*Task objective*.
Every record should be repeated exactly, except that pictures are left out.

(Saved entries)

►

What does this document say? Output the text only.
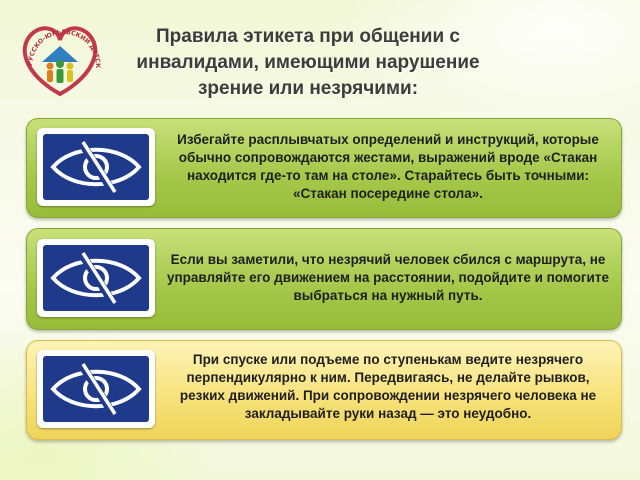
РУССКО-ЮРЬЕВСКИЙ ДЕТСК
Правила этикета при общении с инвалидами, имеющими нарушение зрение или незрячими:
Избегайте расплывчатых определений и инструкций, которые обычно сопровождаются жестами, выражений вроде «Стакан находится где-то там на столе». Старайтесь быть точными: «Стакан посередине стола».
Если вы заметили, что незрячий человек сбился с маршрута, не управляйте его движением на расстоянии, подойдите и помогите выбраться на нужный путь.
При спуске или подъеме по ступенькам ведите незрячего перпендикулярно к ним. Передвигаясь, не делайте рывков, резких движений. При сопровождении незрячего человека не закладывайте руки назад — это неудобно.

◄

*Task response*.
What does this document say? Output the text only.
РУССКО-ЮРЬЕВСКИЙ ДЕТСК
Правила этикета при общении с инвалидами, имеющими нарушение зрение или незрячими:
Избегайте расплывчатых определений и инструкций, которые обычно сопровождаются жестами, выражений вроде «Стакан находится где-то там на столе». Старайтесь быть точными: «Стакан посередине стола».
Если вы заметили, что незрячий человек сбился с маршрута, не управляйте его движением на расстоянии, подойдите и помогите выбраться на нужный путь.
При спуске или подъеме по ступенькам ведите незрячего перпендикулярно к ним. Передвигаясь, не делайте рывков, резких движений. При сопровождении незрячего человека не закладывайте руки назад — это неудобно.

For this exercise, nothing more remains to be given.